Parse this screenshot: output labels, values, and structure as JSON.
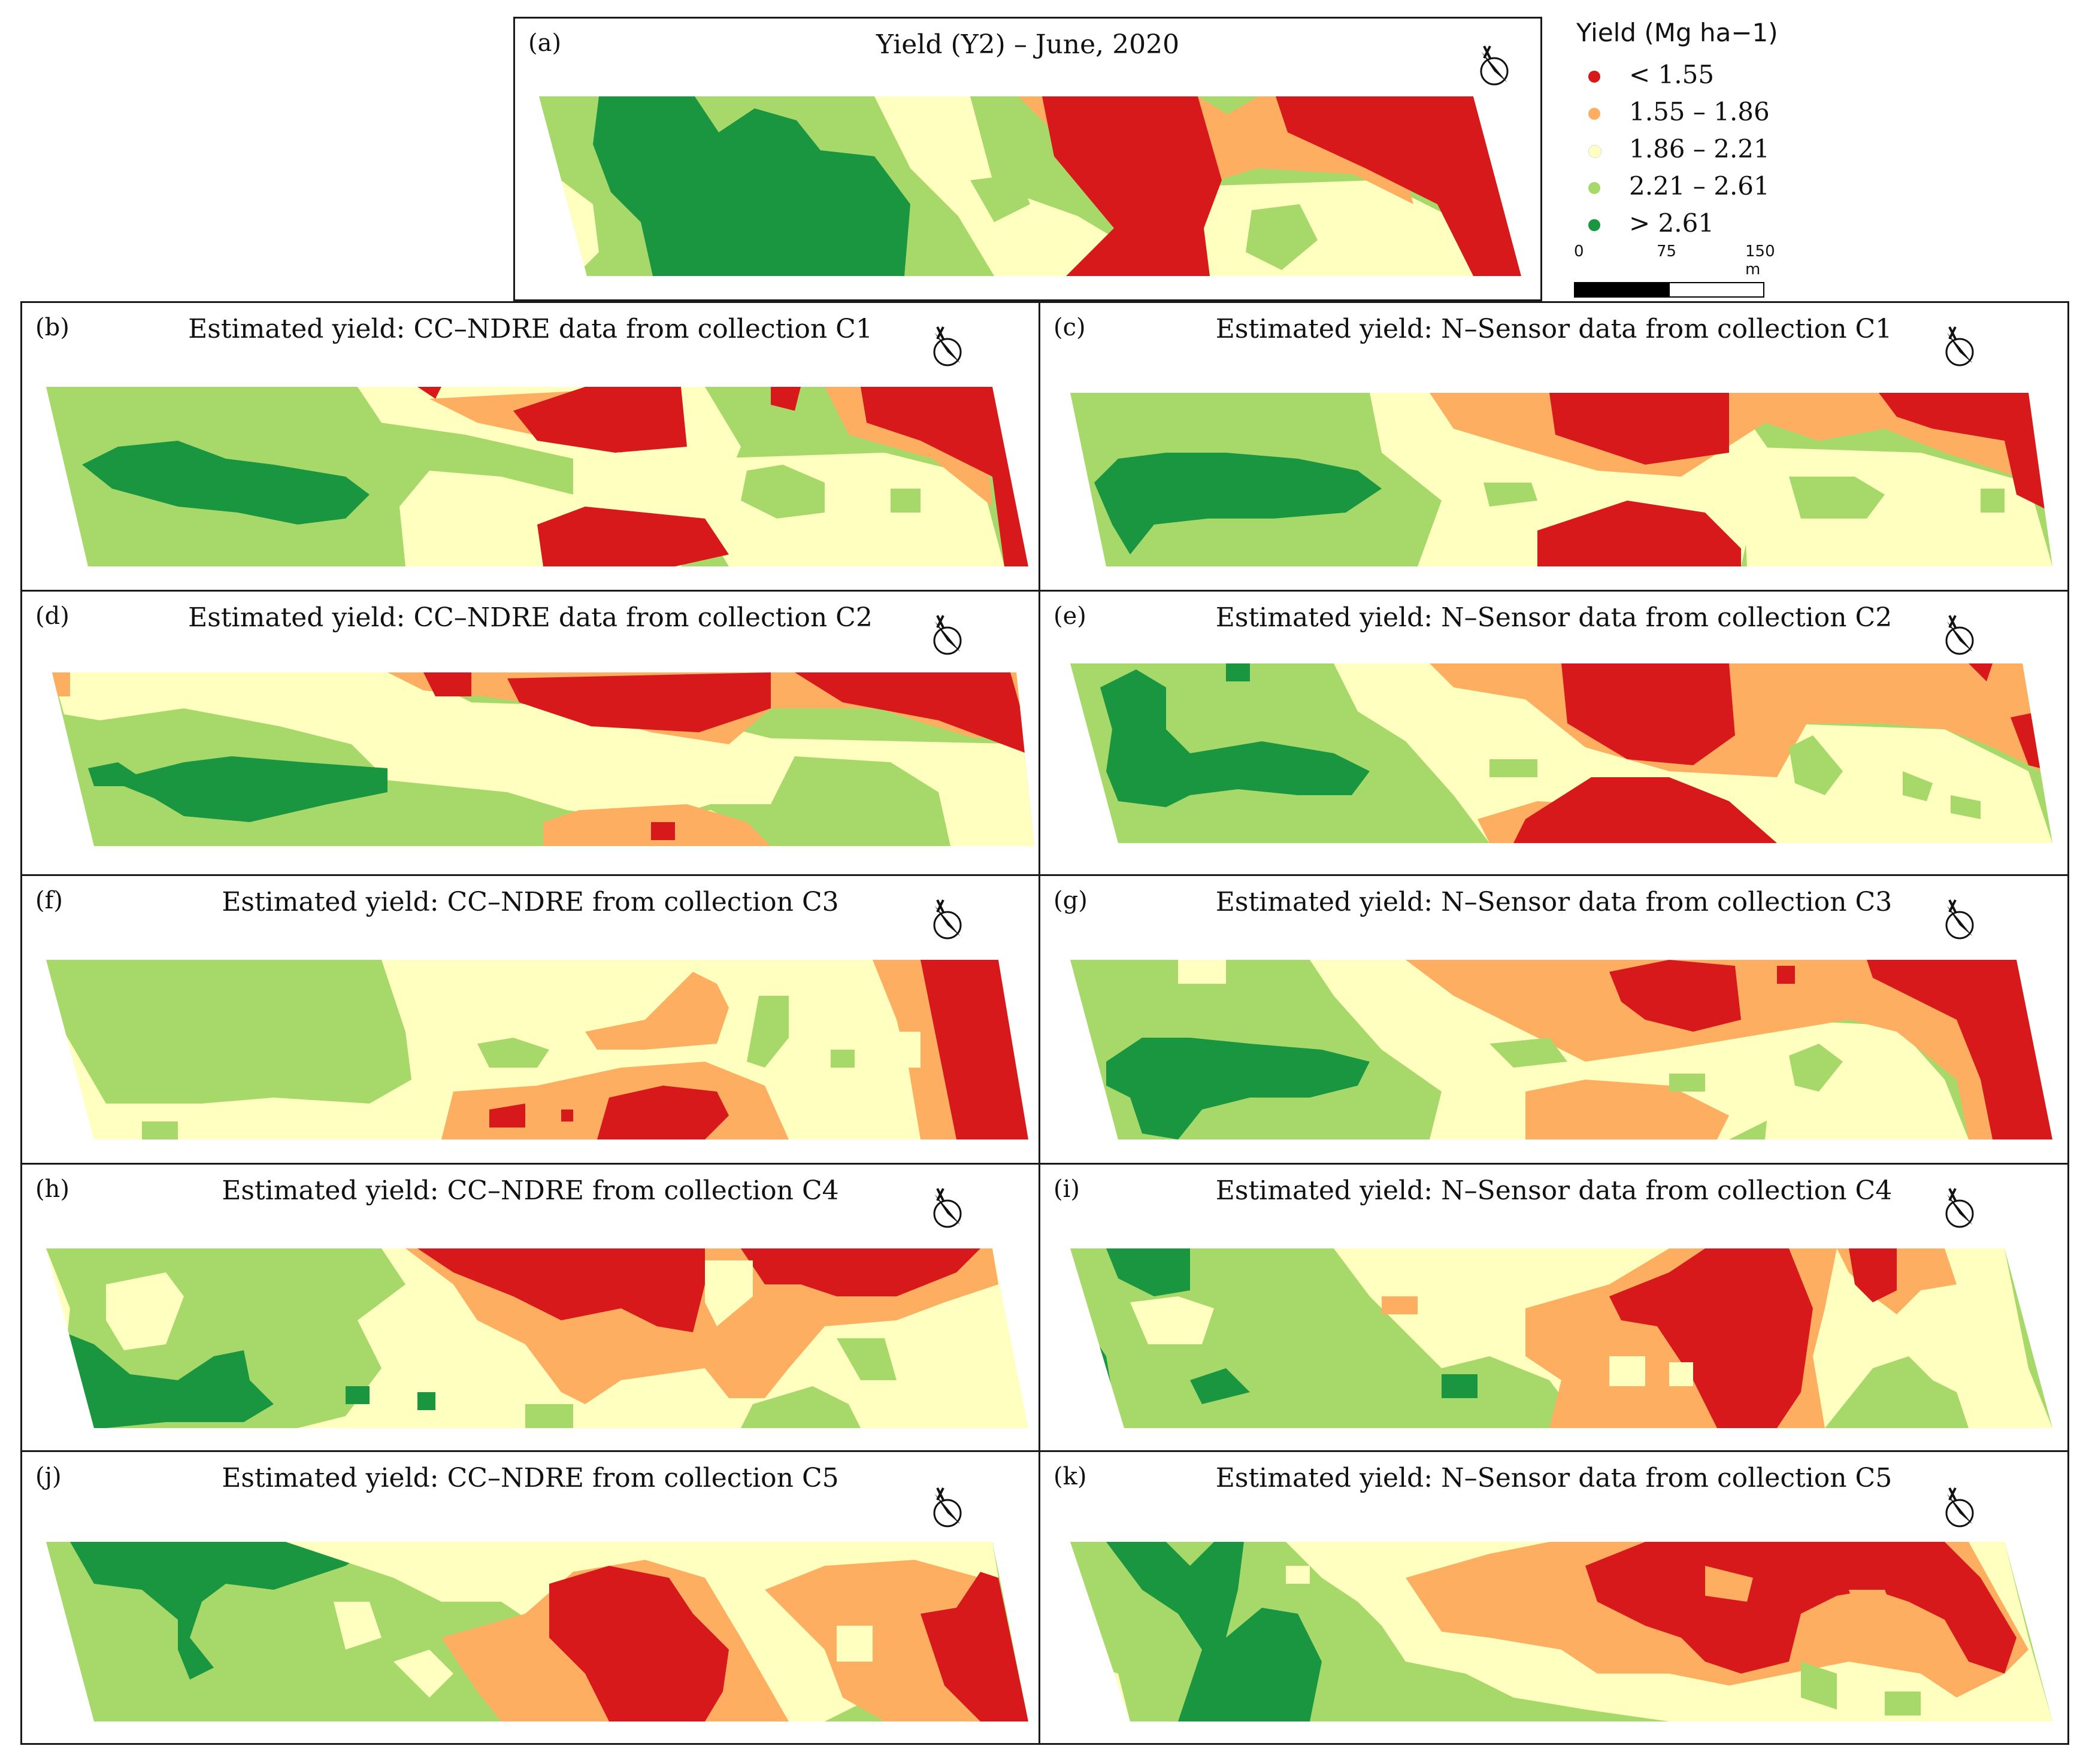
{
  "colors": {
    "lt155": "#d7191c",
    "r155_186": "#fdae61",
    "r186_221": "#ffffbf",
    "r221_261": "#a6d96a",
    "gt261": "#1a9641"
  },
  "legend": {
    "title": "Yield (Mg ha−1)",
    "classes": [
      {
        "label": "< 1.55",
        "color": "#d7191c"
      },
      {
        "label": "1.55 – 1.86",
        "color": "#fdae61"
      },
      {
        "label": "1.86 – 2.21",
        "color": "#ffffbf"
      },
      {
        "label": "2.21 – 2.61",
        "color": "#a6d96a"
      },
      {
        "label": "> 2.61",
        "color": "#1a9641"
      }
    ],
    "scale_labels": [
      "0",
      "75",
      "150 m"
    ]
  },
  "north_icon": "north-arrow-icon",
  "panels": [
    {
      "label": "(a)",
      "title": "Yield (Y2) – June, 2020"
    },
    {
      "label": "(b)",
      "title": "Estimated yield: CC–NDRE data from collection C1"
    },
    {
      "label": "(c)",
      "title": "Estimated yield: N–Sensor data from collection C1"
    },
    {
      "label": "(d)",
      "title": "Estimated yield: CC–NDRE data from collection C2"
    },
    {
      "label": "(e)",
      "title": "Estimated yield: N–Sensor data from collection C2"
    },
    {
      "label": "(f)",
      "title": "Estimated yield: CC–NDRE from collection C3"
    },
    {
      "label": "(g)",
      "title": "Estimated yield: N–Sensor data from collection C3"
    },
    {
      "label": "(h)",
      "title": "Estimated yield: CC–NDRE from collection C4"
    },
    {
      "label": "(i)",
      "title": "Estimated yield: N–Sensor data from collection C4"
    },
    {
      "label": "(j)",
      "title": "Estimated yield: CC–NDRE from collection C5"
    },
    {
      "label": "(k)",
      "title": "Estimated yield: N–Sensor data from collection C5"
    }
  ]
}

□ □ □ □ □

Which lines contain the word "data"? Return each of them.

      "title": "Estimated yield: CC–NDRE data from collection C1"
      "title": "Estimated yield: N–Sensor data from collection C1"
      "title": "Estimated yield: CC–NDRE data from collection C2"
      "title": "Estimated yield: N–Sensor data from collection C2"
      "title": "Estimated yield: N–Sensor data from collection C3"
      "title": "Estimated yield: N–Sensor data from collection C4"
      "title": "Estimated yield: N–Sensor data from collection C5"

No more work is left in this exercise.